[Items from a dataset]
# # #

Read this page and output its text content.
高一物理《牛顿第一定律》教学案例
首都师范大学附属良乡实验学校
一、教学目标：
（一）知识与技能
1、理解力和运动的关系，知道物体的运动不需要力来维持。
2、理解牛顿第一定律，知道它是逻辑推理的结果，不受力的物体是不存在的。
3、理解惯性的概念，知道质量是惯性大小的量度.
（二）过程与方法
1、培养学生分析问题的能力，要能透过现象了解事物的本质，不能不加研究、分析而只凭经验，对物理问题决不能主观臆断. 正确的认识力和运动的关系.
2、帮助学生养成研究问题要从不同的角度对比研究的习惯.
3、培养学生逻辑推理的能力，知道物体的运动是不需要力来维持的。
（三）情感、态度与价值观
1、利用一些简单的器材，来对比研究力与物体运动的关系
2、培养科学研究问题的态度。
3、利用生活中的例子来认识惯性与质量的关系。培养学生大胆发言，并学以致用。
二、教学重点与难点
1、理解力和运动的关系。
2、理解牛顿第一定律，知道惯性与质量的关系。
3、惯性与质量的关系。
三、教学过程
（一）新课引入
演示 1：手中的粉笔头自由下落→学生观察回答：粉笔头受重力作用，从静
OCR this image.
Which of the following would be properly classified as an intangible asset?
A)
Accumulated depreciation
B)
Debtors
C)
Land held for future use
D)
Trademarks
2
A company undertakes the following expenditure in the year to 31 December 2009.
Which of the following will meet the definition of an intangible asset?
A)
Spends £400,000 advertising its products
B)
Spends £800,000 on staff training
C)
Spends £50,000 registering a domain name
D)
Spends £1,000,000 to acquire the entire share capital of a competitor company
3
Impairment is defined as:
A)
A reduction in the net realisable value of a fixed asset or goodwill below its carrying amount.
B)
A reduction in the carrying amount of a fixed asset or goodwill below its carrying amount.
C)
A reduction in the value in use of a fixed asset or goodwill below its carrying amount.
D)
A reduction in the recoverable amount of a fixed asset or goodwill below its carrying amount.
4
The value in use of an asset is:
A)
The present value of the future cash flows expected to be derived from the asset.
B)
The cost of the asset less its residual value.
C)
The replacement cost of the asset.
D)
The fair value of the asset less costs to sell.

# # #

◆ **What is being asked**:
All lines holding the word "理解力和运动的关系" should be picked out and copied.

◆ **Complete output**:
1、理解力和运动的关系，知道物体的运动不需要力来维持。
1、理解力和运动的关系。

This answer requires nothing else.